*DESCRIPTION OF THE TASK*
Take the material below and retype it in full; pictures are left out.

[Stored records]
• • • •
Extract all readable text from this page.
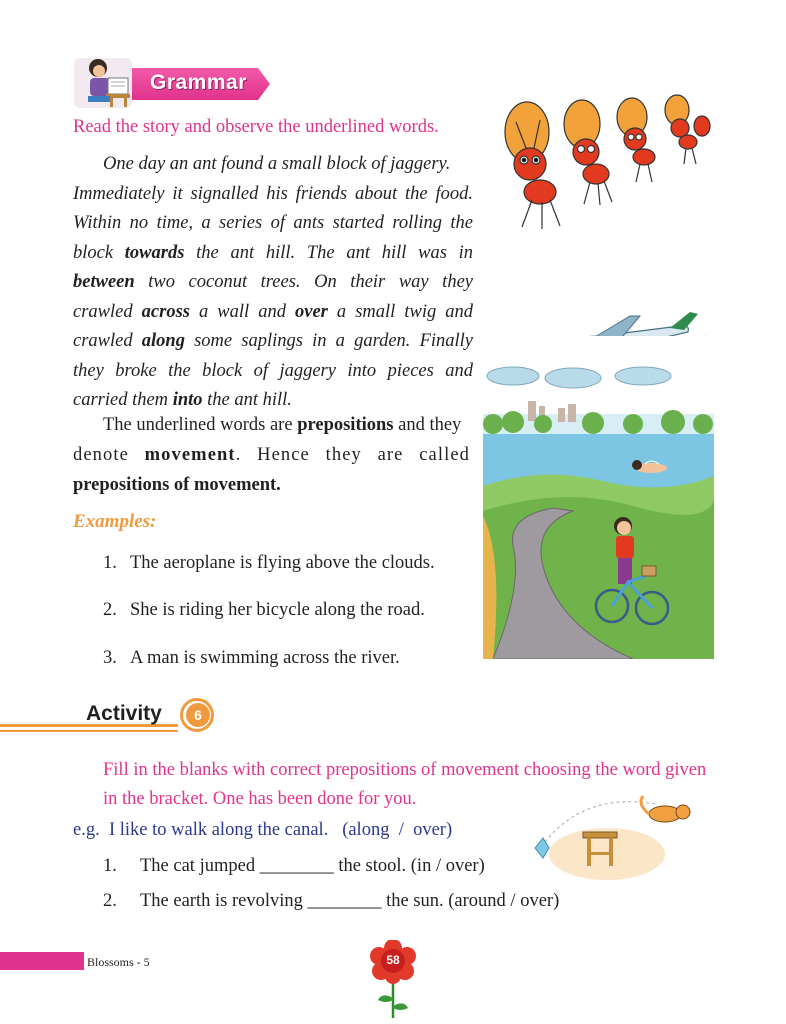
Grammar
Read the story and observe the underlined words.
One day an ant found a small block of jaggery.
Immediately it signalled his friends about the food.
Within no time, a series of ants started rolling the
block towards the ant hill. The ant hill was in
between two coconut trees. On their way they
crawled across a wall and over a small twig and
crawled along some saplings in a garden. Finally
they broke the block of jaggery into pieces and
carried them into the ant hill.
The underlined words are prepositions and they
denote movement. Hence they are called
prepositions of movement.
Examples:
1. The aeroplane is flying above the clouds.
2. She is riding her bicycle along the road.
3. A man is swimming across the river.
Activity	6
Fill in the blanks with correct prepositions of movement choosing the word given in the bracket. One has been done for you.
e.g.  I like to walk along the canal.   (along  /  over)
1. The cat jumped ________ the stool. (in / over)
2. The earth is revolving ________ the sun. (around / over)
Blossoms - 5	58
• • • •
*SOLUTION BELOW*
Extract all readable text from this page.
Grammar
Read the story and observe the underlined words.
One day an ant found a small block of jaggery.
Immediately it signalled his friends about the food.
Within no time, a series of ants started rolling the
block towards the ant hill. The ant hill was in
between two coconut trees. On their way they
crawled across a wall and over a small twig and
crawled along some saplings in a garden. Finally
they broke the block of jaggery into pieces and
carried them into the ant hill.
The underlined words are prepositions and they
denote movement. Hence they are called
prepositions of movement.
Examples:
1. The aeroplane is flying above the clouds.
2. She is riding her bicycle along the road.
3. A man is swimming across the river.
Activity	6
Fill in the blanks with correct prepositions of movement choosing the word given in the bracket. One has been done for you.
e.g.  I like to walk along the canal.   (along  /  over)
1. The cat jumped ________ the stool. (in / over)
2. The earth is revolving ________ the sun. (around / over)
Blossoms - 5	58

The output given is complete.